[start Entries]
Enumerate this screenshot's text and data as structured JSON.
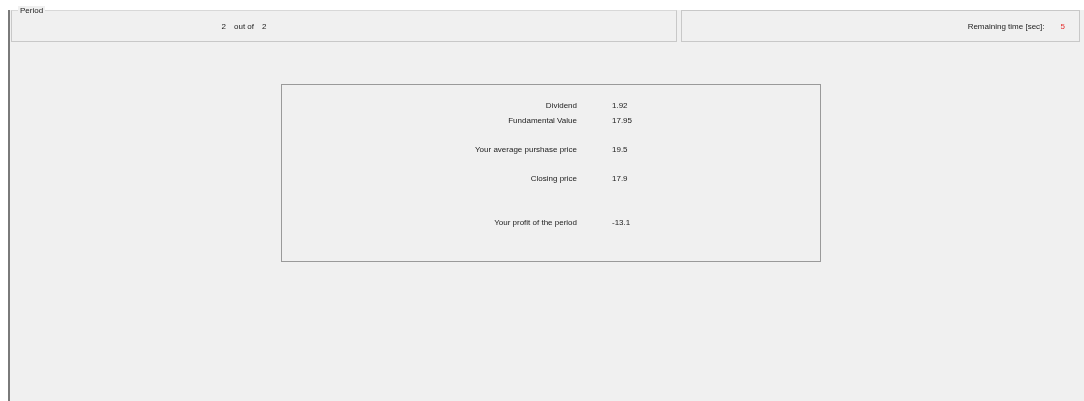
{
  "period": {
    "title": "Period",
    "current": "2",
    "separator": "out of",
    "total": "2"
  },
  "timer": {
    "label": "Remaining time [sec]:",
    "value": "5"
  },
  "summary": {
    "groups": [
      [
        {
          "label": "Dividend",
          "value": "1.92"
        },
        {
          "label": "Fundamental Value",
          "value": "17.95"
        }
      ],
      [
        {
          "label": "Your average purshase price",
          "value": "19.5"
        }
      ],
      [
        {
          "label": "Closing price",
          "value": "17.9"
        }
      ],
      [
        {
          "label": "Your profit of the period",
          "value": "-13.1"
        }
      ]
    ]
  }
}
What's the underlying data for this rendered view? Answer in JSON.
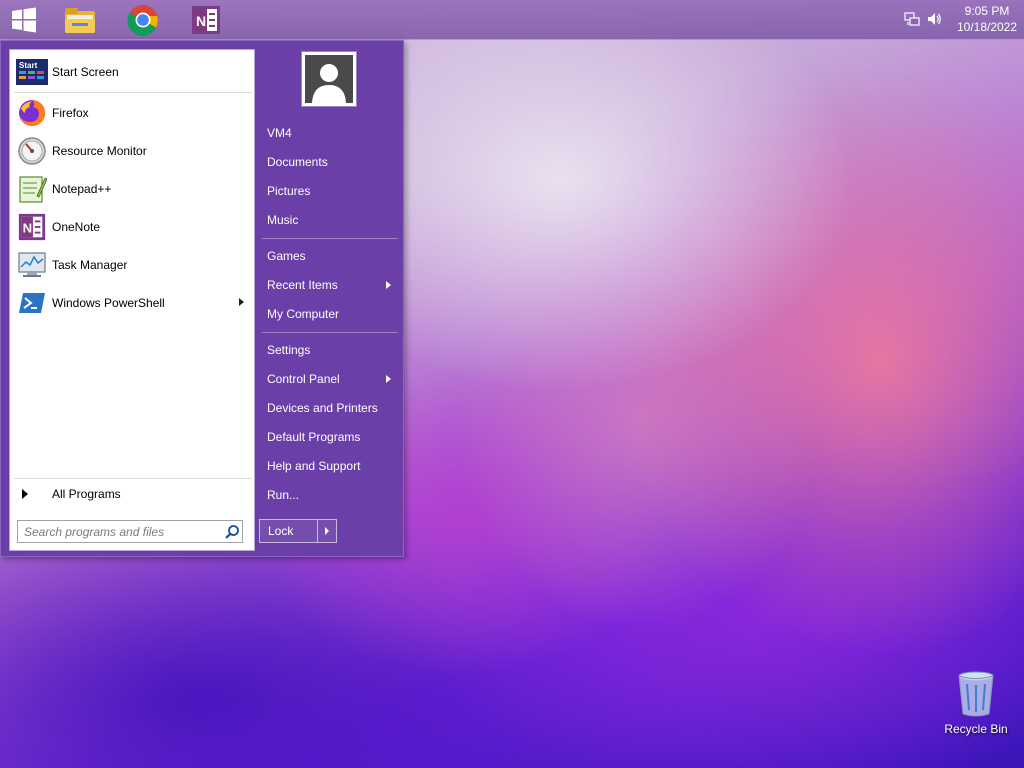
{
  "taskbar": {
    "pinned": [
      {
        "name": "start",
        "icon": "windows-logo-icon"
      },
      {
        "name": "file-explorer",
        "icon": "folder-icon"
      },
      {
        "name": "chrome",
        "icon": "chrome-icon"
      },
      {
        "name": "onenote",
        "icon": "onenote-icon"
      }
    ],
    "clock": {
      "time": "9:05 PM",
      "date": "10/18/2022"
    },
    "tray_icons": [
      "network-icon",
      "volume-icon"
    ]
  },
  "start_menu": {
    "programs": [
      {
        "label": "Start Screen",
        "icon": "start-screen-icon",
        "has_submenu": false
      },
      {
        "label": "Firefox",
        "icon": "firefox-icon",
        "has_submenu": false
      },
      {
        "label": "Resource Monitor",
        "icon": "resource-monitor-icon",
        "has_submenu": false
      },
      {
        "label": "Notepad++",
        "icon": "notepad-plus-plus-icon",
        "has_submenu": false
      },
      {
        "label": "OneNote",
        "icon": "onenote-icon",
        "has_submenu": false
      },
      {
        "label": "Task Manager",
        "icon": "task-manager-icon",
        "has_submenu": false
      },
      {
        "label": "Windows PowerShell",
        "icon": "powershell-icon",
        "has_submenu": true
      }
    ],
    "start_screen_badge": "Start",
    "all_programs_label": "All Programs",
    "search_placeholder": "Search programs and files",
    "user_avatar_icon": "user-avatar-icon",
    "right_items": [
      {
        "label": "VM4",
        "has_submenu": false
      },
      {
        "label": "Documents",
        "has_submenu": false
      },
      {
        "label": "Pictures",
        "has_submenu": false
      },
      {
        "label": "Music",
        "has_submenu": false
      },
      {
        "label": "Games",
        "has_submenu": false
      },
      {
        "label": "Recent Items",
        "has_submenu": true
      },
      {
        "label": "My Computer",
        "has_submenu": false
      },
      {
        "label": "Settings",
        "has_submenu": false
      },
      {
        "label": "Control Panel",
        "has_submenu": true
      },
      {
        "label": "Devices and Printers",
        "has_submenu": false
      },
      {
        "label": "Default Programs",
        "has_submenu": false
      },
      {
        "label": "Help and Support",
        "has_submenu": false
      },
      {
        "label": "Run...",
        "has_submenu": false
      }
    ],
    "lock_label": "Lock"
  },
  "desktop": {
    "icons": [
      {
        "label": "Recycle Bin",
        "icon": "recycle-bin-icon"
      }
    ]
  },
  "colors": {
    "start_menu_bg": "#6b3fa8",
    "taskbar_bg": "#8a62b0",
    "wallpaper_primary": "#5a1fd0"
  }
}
[end Entries]
- Task instructions:
Reproduce the material above in full, exactly, with no images.

- Complete output:
Enumerate this screenshot's text and data as structured JSON.
{
  "period": {
    "title": "Period",
    "current": "2",
    "separator": "out of",
    "total": "2"
  },
  "timer": {
    "label": "Remaining time [sec]:",
    "value": "5"
  },
  "summary": {
    "groups": [
      [
        {
          "label": "Dividend",
          "value": "1.92"
        },
        {
          "label": "Fundamental Value",
          "value": "17.95"
        }
      ],
      [
        {
          "label": "Your average purshase price",
          "value": "19.5"
        }
      ],
      [
        {
          "label": "Closing price",
          "value": "17.9"
        }
      ],
      [
        {
          "label": "Your profit of the period",
          "value": "-13.1"
        }
      ]
    ]
  }
}
What's the underlying data for this rendered view? Answer in JSON.
{
  "taskbar": {
    "pinned": [
      {
        "name": "start",
        "icon": "windows-logo-icon"
      },
      {
        "name": "file-explorer",
        "icon": "folder-icon"
      },
      {
        "name": "chrome",
        "icon": "chrome-icon"
      },
      {
        "name": "onenote",
        "icon": "onenote-icon"
      }
    ],
    "clock": {
      "time": "9:05 PM",
      "date": "10/18/2022"
    },
    "tray_icons": [
      "network-icon",
      "volume-icon"
    ]
  },
  "start_menu": {
    "programs": [
      {
        "label": "Start Screen",
        "icon": "start-screen-icon",
        "has_submenu": false
      },
      {
        "label": "Firefox",
        "icon": "firefox-icon",
        "has_submenu": false
      },
      {
        "label": "Resource Monitor",
        "icon": "resource-monitor-icon",
        "has_submenu": false
      },
      {
        "label": "Notepad++",
        "icon": "notepad-plus-plus-icon",
        "has_submenu": false
      },
      {
        "label": "OneNote",
        "icon": "onenote-icon",
        "has_submenu": false
      },
      {
        "label": "Task Manager",
        "icon": "task-manager-icon",
        "has_submenu": false
      },
      {
        "label": "Windows PowerShell",
        "icon": "powershell-icon",
        "has_submenu": true
      }
    ],
    "start_screen_badge": "Start",
    "all_programs_label": "All Programs",
    "search_placeholder": "Search programs and files",
    "user_avatar_icon": "user-avatar-icon",
    "right_items": [
      {
        "label": "VM4",
        "has_submenu": false
      },
      {
        "label": "Documents",
        "has_submenu": false
      },
      {
        "label": "Pictures",
        "has_submenu": false
      },
      {
        "label": "Music",
        "has_submenu": false
      },
      {
        "label": "Games",
        "has_submenu": false
      },
      {
        "label": "Recent Items",
        "has_submenu": true
      },
      {
        "label": "My Computer",
        "has_submenu": false
      },
      {
        "label": "Settings",
        "has_submenu": false
      },
      {
        "label": "Control Panel",
        "has_submenu": true
      },
      {
        "label": "Devices and Printers",
        "has_submenu": false
      },
      {
        "label": "Default Programs",
        "has_submenu": false
      },
      {
        "label": "Help and Support",
        "has_submenu": false
      },
      {
        "label": "Run...",
        "has_submenu": false
      }
    ],
    "lock_label": "Lock"
  },
  "desktop": {
    "icons": [
      {
        "label": "Recycle Bin",
        "icon": "recycle-bin-icon"
      }
    ]
  },
  "colors": {
    "start_menu_bg": "#6b3fa8",
    "taskbar_bg": "#8a62b0",
    "wallpaper_primary": "#5a1fd0"
  }
}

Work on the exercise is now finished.